++++ Material shown ++++
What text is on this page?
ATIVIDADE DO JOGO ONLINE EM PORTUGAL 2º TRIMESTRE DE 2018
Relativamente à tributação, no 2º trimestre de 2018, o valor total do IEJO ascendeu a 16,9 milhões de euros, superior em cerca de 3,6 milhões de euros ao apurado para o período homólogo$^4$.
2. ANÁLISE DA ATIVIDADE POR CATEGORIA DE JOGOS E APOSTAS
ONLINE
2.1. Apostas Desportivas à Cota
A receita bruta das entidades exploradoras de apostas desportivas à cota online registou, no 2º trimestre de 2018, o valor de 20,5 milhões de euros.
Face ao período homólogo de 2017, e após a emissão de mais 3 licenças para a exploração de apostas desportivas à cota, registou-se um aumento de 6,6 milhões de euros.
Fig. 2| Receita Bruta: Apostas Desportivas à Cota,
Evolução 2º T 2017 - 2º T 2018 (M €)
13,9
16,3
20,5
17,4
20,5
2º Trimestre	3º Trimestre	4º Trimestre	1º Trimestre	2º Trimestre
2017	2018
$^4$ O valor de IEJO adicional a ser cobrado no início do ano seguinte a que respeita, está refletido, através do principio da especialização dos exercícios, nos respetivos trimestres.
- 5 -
++++
What you will do →
From the data above, extract every line in its exact form.

Task answer →
What text is on this page?
ATIVIDADE DO JOGO ONLINE EM PORTUGAL 2º TRIMESTRE DE 2018
Relativamente à tributação, no 2º trimestre de 2018, o valor total do IEJO ascendeu a 16,9 milhões de euros, superior em cerca de 3,6 milhões de euros ao apurado para o período homólogo$^4$.
2. ANÁLISE DA ATIVIDADE POR CATEGORIA DE JOGOS E APOSTAS
ONLINE
2.1. Apostas Desportivas à Cota
A receita bruta das entidades exploradoras de apostas desportivas à cota online registou, no 2º trimestre de 2018, o valor de 20,5 milhões de euros.
Face ao período homólogo de 2017, e após a emissão de mais 3 licenças para a exploração de apostas desportivas à cota, registou-se um aumento de 6,6 milhões de euros.
Fig. 2| Receita Bruta: Apostas Desportivas à Cota,
Evolução 2º T 2017 - 2º T 2018 (M €)
13,9
16,3
20,5
17,4
20,5
2º Trimestre	3º Trimestre	4º Trimestre	1º Trimestre	2º Trimestre
2017	2018
$^4$ O valor de IEJO adicional a ser cobrado no início do ano seguinte a que respeita, está refletido, através do principio da especialização dos exercícios, nos respetivos trimestres.
- 5 -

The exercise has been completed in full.